▶ **Выполните задание**:
Ответьте на вопросы по отрывку о лагере запорожцев:
1. Сколько воинов находилось в Сечи?
2. Звуки каких инструментов слышались во многих местах?
3. Что возбуждало вино в этих толпах вместо драк и ссор?

Соответствует вышесказанному и описание лагеря запорожцев, куда прибывает герой: «В Сечи раздавался глухой шум от смешанных голосов тысяч тридцати суровых воинов. Некоторые из них занимались приготовлением пищи или чисткою своего оружия, другие пили и ели в веселых кругах, иные, напившись допьяна, расхаживали с песнями. Во многих местах слышны были звуки бандуры и волынки. Беспечность, дикое веселие и излишество в употреблении пищи и крепких напитков заметны были во всех концах всего воинского поселения. Везде видны были кучи мяса и рыбы, бочки с вином и пивом и люди пресыщенные, которых все занятие состояло, казалось, в истреблении съестных припасов»; удивительно «только, что вино не рождало драк и ссор в этих диких толпах, а возбуждало одно веселие. Братство и дружество строго было соблюдаемо между запорожцами, и если б один осмелился обидеть другого, то нашел бы немедленно тысячи противников, которые наказали бы его за нарушение равенства и доброго согласия»[279].

▶ **Исходные данные**:
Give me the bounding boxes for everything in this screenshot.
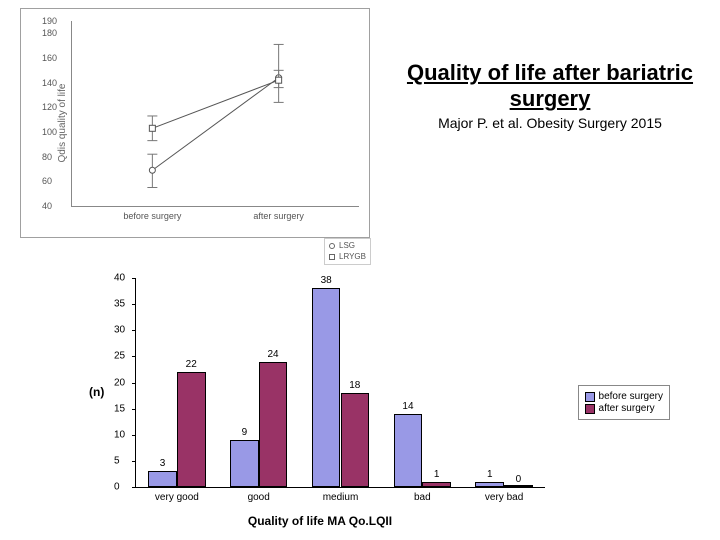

▶ **Ответ к заданию**:
1. Около тридцати тысяч.
2. Звуки бандуры и волынки.
3. Одно веселие.